Document extract –
..........

Check the transition shade first. The transition is the buffer between bare skin and the lid color. If the transition reads warm in the pan or on swatch, the whole palette will fight your cool skin. The transition shade should be a cool taupe or cool brown, not a peach.

Pigment level matters more than shade count. A nine-pan with strong pigment outperforms a twenty-pan with weak pigment. Test by swatching the lightest matte on the back of your hand; if it barely shows on the first pass, the rest of the palette will struggle.

Use a primer for any palette with burgundy or plum. The deeper cool pigments grab onto skin oils and shift during the day without a primer underneath. A simple eyeshadow primer extends wear from four hours to ten and stops the color from going patchy in the crease.

When to upgrade and when to keep what you have

Eyeshadow palettes have a long shelf life, typically two years from opening before the binders dry out and the pans crack. If you can still pick up clean pigment with a brush and the shadows blend without scratching, there is no need to upgrade. The shade trend cycle is slower than the rest of makeup, and cool toned palettes from five years ago still hold up.

Replace if your current palette is mostly warm shades you do not use, or if the formula has hardened and the brushes are skating across the surface. A new palette in the cool family will get more daily wear than an upgraded warm palette that already sits unused.

For complementary picks, see our best cool toned contour powder guide and the best cool toned eyebrow pencil article. Our full evaluation approach is documented in our methodology.

Cool toned eyeshadow palettes finally give the cool-skinned wearer a real shelf to shop from. Urban Decay Naked3 is the daily default, ColourPop Going Steady covers the budget tier, Burgundy Times Nine carries statement looks, the Charlotte Tilbury Sophisticate is the travel pick, and the Tartelette in Bloom Cool runs the matte-forward routine. Pick by the look you actually wear, not by the palette that gets the most marketing budget.

Frequently asked questions

What makes an eyeshadow palette cool toned?

A cool toned palette is built around pinks, mauves, plums, taupes, burgundies, and cool browns rather than peach, orange, copper, and gold. The transition shades lean cool gray or mauve, the lid shades are pink or plum, and the deepest shades are burgundy or cool dark brown. Most mainstream palettes mix warm and cool but skew warm overall. A truly cool toned palette has every shade in the cool family with no peach or copper bleed.

Will a cool toned palette work for everyday wear?

..........

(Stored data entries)
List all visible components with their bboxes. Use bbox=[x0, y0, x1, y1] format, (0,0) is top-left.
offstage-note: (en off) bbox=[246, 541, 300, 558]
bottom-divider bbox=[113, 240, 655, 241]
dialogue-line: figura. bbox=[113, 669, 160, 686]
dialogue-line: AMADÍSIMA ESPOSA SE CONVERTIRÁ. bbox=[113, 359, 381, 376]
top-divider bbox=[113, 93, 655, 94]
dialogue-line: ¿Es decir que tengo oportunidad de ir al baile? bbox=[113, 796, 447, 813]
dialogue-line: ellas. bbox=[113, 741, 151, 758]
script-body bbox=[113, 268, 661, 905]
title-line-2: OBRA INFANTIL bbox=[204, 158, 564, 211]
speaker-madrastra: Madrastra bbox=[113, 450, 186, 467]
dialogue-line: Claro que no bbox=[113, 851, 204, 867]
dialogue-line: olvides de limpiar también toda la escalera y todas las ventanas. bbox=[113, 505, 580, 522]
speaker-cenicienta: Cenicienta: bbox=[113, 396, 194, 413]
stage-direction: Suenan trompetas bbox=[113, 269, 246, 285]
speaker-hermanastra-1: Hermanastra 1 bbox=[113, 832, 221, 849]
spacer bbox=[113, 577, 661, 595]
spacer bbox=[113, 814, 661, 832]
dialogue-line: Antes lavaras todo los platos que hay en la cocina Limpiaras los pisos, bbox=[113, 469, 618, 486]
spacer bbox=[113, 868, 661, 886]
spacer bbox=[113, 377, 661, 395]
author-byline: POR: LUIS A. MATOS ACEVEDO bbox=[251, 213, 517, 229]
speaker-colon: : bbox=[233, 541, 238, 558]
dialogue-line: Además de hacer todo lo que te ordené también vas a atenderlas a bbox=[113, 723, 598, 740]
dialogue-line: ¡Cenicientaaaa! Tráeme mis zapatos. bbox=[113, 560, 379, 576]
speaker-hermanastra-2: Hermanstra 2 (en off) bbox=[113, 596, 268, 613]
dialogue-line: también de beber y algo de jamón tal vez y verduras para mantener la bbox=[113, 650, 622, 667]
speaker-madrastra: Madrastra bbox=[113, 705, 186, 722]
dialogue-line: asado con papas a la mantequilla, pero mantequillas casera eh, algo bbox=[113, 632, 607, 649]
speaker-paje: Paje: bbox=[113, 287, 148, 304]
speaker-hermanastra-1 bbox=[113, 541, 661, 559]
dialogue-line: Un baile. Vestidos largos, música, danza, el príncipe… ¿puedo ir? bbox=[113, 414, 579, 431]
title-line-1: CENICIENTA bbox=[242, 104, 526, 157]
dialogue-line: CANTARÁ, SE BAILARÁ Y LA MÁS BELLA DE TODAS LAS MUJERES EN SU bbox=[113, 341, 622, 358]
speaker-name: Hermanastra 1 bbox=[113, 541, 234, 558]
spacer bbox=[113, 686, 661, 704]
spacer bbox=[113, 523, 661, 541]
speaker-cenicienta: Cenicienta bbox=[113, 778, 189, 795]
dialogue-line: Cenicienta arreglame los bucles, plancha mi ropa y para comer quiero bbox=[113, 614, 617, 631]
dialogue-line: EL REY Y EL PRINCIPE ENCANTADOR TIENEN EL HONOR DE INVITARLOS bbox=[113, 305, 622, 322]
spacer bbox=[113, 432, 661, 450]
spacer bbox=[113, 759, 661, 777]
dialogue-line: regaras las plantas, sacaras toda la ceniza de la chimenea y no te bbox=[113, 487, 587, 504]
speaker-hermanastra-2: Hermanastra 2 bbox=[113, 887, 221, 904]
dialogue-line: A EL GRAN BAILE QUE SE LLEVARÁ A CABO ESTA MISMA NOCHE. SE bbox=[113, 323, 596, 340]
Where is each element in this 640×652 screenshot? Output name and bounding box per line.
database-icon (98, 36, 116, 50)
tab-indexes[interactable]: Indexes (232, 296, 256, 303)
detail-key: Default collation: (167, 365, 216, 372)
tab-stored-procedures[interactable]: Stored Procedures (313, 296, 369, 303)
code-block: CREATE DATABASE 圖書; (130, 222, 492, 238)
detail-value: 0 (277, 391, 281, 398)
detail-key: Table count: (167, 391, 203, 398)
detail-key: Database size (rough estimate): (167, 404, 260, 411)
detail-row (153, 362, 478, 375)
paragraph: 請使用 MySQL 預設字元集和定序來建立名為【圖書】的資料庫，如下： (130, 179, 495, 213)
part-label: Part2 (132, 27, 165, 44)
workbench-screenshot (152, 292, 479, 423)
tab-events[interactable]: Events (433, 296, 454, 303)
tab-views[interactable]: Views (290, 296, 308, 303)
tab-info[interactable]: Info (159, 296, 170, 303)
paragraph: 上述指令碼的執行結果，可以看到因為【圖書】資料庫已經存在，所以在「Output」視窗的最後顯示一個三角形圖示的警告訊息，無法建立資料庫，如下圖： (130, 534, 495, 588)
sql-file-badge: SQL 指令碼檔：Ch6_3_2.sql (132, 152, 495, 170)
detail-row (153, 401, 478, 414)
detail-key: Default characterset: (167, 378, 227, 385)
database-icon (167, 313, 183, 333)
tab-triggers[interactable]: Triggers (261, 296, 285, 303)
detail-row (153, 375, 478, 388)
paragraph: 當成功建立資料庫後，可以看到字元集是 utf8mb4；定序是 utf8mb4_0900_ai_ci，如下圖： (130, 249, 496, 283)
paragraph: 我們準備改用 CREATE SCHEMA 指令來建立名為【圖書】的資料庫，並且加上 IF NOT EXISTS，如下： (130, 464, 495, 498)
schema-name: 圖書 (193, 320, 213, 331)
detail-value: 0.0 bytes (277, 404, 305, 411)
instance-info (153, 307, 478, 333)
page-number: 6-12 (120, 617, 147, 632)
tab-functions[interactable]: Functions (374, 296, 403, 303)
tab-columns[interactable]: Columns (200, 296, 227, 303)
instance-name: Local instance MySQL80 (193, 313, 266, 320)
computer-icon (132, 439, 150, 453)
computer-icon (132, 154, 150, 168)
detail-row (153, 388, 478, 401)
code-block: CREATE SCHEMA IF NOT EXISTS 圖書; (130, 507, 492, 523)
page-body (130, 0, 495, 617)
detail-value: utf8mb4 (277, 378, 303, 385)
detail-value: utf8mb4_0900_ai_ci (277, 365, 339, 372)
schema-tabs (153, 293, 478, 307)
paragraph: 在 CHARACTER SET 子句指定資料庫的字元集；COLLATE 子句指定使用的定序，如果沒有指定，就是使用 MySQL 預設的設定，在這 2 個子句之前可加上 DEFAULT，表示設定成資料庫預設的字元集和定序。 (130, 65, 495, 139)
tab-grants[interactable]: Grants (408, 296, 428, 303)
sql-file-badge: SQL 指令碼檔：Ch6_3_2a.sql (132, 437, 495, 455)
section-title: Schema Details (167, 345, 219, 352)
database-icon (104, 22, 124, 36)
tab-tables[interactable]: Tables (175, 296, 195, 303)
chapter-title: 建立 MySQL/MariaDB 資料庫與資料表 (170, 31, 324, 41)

..........

Check your understanding –
a - In the eyeshadow palette guide, how long do palettes typically last after opening?
b - Please carry on the eyeshadow palette guide from its last line.

Task-by-task outputs –
a - Typically two years from opening, before the binders dry out and the pans crack.

b -
Yes, and for cool-skinned wearers it usually looks more natural than a warm palette. The transition shade in a cool palette mimics the natural shadow under the brow bone, which is closer to cool taupe than to peach on pink and neutral skin. Lid shades in mauve or rose gold give a subtle wash that suits casual wear. Save the deeper plums and burgundies for evening or going out.

Are mauve and plum hard to wear?

Mauve and plum look harder than they are. The trick is to apply them as a wash rather than as a full smoky eye. Use a fluffy brush to dust the mauve shade across the lid and into the crease, then blend the edges with a clean brush. The result reads as soft eye color rather than as a statement. The mistake people make is packing the color on heavy, which is when it tips into bruised territory.

How do I make burgundy or plum look intentional, not tired?

Two things separate intentional plum from tired-looking plum. First, balance with the rest of the face: skip a heavy contour or dark lip on the same day, because the eye should be the focal point. Second, blend the edge above the crease into a true clean transition shade. If the plum runs into bare skin without a softer cool brown buffer, it reads as a bruise. The crease blend is what separates an editorial plum eye from one that looks like you did not sleep.

Can I use cool toned palettes if my skin is warm or olive?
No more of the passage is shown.